◆ Written exercise: Pick out and copy every line below that has the word "ylabel".

Start Stored rows

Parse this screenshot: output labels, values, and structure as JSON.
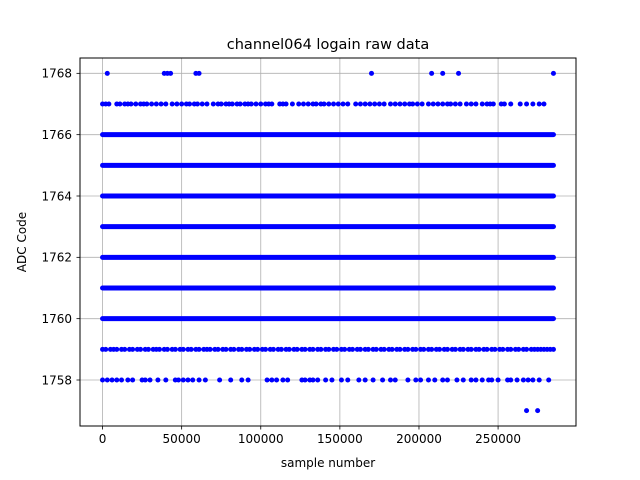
{
  "chart_data": {
    "type": "scatter",
    "title": "channel064 logain raw data",
    "xlabel": "sample number",
    "ylabel": "ADC Code",
    "xlim": [
      -14250,
      299250
    ],
    "ylim": [
      1756.5,
      1768.5
    ],
    "x_ticks": [
      0,
      50000,
      100000,
      150000,
      200000,
      250000
    ],
    "x_tick_labels": [
      "0",
      "50000",
      "100000",
      "150000",
      "200000",
      "250000"
    ],
    "y_ticks": [
      1758,
      1760,
      1762,
      1764,
      1766,
      1768
    ],
    "y_tick_labels": [
      "1758",
      "1760",
      "1762",
      "1764",
      "1766",
      "1768"
    ],
    "grid": true,
    "marker_color": "#0000ff",
    "dense_rows": [
      {
        "y": 1760,
        "x_range": [
          0,
          285000
        ]
      },
      {
        "y": 1761,
        "x_range": [
          0,
          285000
        ]
      },
      {
        "y": 1762,
        "x_range": [
          0,
          285000
        ]
      },
      {
        "y": 1763,
        "x_range": [
          0,
          285000
        ]
      },
      {
        "y": 1764,
        "x_range": [
          0,
          285000
        ]
      },
      {
        "y": 1765,
        "x_range": [
          0,
          285000
        ]
      },
      {
        "y": 1766,
        "x_range": [
          0,
          285000
        ]
      }
    ],
    "sparse_points": [
      {
        "y": 1768,
        "x": [
          3000,
          39000,
          41000,
          43000,
          59000,
          61000,
          170000,
          208000,
          215000,
          225000,
          285000
        ]
      },
      {
        "y": 1767,
        "x": [
          0,
          2000,
          4000,
          9000,
          11000,
          14000,
          16000,
          18000,
          21000,
          24000,
          26000,
          28000,
          31000,
          34000,
          37000,
          40000,
          44000,
          47000,
          50000,
          53000,
          55000,
          58000,
          60000,
          63000,
          66000,
          70000,
          73000,
          75000,
          78000,
          80000,
          82000,
          85000,
          87000,
          90000,
          92000,
          94000,
          97000,
          100000,
          103000,
          105000,
          107000,
          112000,
          114000,
          116000,
          120000,
          124000,
          127000,
          130000,
          133000,
          135000,
          138000,
          140000,
          143000,
          146000,
          149000,
          152000,
          155000,
          160000,
          163000,
          166000,
          169000,
          172000,
          175000,
          178000,
          182000,
          185000,
          188000,
          191000,
          194000,
          196000,
          199000,
          202000,
          206000,
          209000,
          212000,
          215000,
          218000,
          220000,
          223000,
          226000,
          230000,
          233000,
          236000,
          240000,
          243000,
          245000,
          247000,
          252000,
          254000,
          258000,
          264000,
          268000,
          272000,
          276000,
          279000
        ]
      },
      {
        "y": 1759,
        "x": [
          0,
          2000,
          5000,
          7000,
          9000,
          12000,
          14000,
          17000,
          19000,
          22000,
          24000,
          27000,
          29000,
          32000,
          34000,
          36000,
          39000,
          41000,
          44000,
          46000,
          49000,
          51000,
          54000,
          56000,
          59000,
          61000,
          64000,
          66000,
          68000,
          71000,
          73000,
          76000,
          78000,
          81000,
          83000,
          86000,
          88000,
          91000,
          93000,
          96000,
          98000,
          101000,
          103000,
          106000,
          108000,
          111000,
          113000,
          116000,
          118000,
          121000,
          123000,
          126000,
          128000,
          131000,
          133000,
          136000,
          138000,
          141000,
          143000,
          146000,
          148000,
          151000,
          153000,
          156000,
          158000,
          161000,
          163000,
          166000,
          168000,
          171000,
          173000,
          176000,
          178000,
          181000,
          183000,
          186000,
          188000,
          191000,
          193000,
          196000,
          198000,
          201000,
          203000,
          206000,
          208000,
          211000,
          213000,
          216000,
          218000,
          221000,
          223000,
          226000,
          228000,
          231000,
          233000,
          236000,
          238000,
          241000,
          243000,
          246000,
          248000,
          251000,
          253000,
          256000,
          258000,
          261000,
          263000,
          266000,
          268000,
          271000,
          273000,
          275000,
          277000,
          279000,
          281000,
          283000,
          285000
        ]
      },
      {
        "y": 1758,
        "x": [
          0,
          3000,
          6000,
          9000,
          12000,
          16000,
          19000,
          25000,
          27000,
          30000,
          35000,
          40000,
          46000,
          48000,
          51000,
          54000,
          57000,
          61000,
          65000,
          74000,
          81000,
          88000,
          92000,
          104000,
          107000,
          110000,
          114000,
          117000,
          126000,
          128000,
          131000,
          133000,
          136000,
          141000,
          145000,
          151000,
          155000,
          162000,
          166000,
          171000,
          177000,
          182000,
          185000,
          193000,
          198000,
          201000,
          206000,
          210000,
          215000,
          218000,
          224000,
          228000,
          233000,
          236000,
          240000,
          244000,
          246000,
          250000,
          256000,
          258000,
          262000,
          266000,
          269000,
          272000,
          276000,
          282000
        ]
      },
      {
        "y": 1757,
        "x": [
          268000,
          275000
        ]
      }
    ]
  }
}
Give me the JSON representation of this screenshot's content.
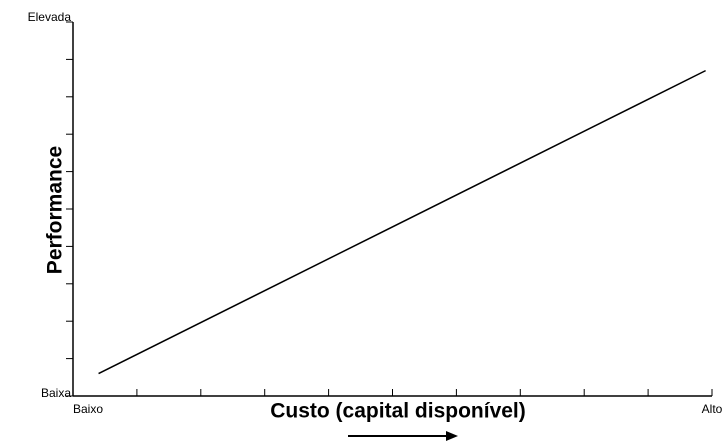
{
  "chart_data": {
    "type": "line",
    "xlabel": "Custo (capital disponível)",
    "ylabel": "Performance",
    "series": [
      {
        "name": null,
        "color": "#000000",
        "x": [
          0.4,
          9.9
        ],
        "values": [
          0.6,
          8.7
        ]
      }
    ],
    "xlim": [
      0,
      10
    ],
    "xticks": [
      {
        "value": 0,
        "label": "Baixo"
      },
      {
        "value": 1,
        "label": null
      },
      {
        "value": 2,
        "label": null
      },
      {
        "value": 3,
        "label": null
      },
      {
        "value": 4,
        "label": null
      },
      {
        "value": 5,
        "label": null
      },
      {
        "value": 6,
        "label": null
      },
      {
        "value": 7,
        "label": null
      },
      {
        "value": 8,
        "label": null
      },
      {
        "value": 9,
        "label": null
      },
      {
        "value": 10,
        "label": "Alto"
      }
    ],
    "ylim": [
      0,
      10
    ],
    "yticks": [
      {
        "value": 0,
        "label": "Baixa"
      },
      {
        "value": 1,
        "label": null
      },
      {
        "value": 2,
        "label": null
      },
      {
        "value": 3,
        "label": null
      },
      {
        "value": 4,
        "label": null
      },
      {
        "value": 5,
        "label": null
      },
      {
        "value": 6,
        "label": null
      },
      {
        "value": 7,
        "label": null
      },
      {
        "value": 8,
        "label": null
      },
      {
        "value": 9,
        "label": null
      },
      {
        "value": 10,
        "label": "Elevada"
      }
    ]
  }
}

End Stored rows

◆ Solution to the problem:
    "ylabel": "ADC Code",
    "ylabel": "Performance",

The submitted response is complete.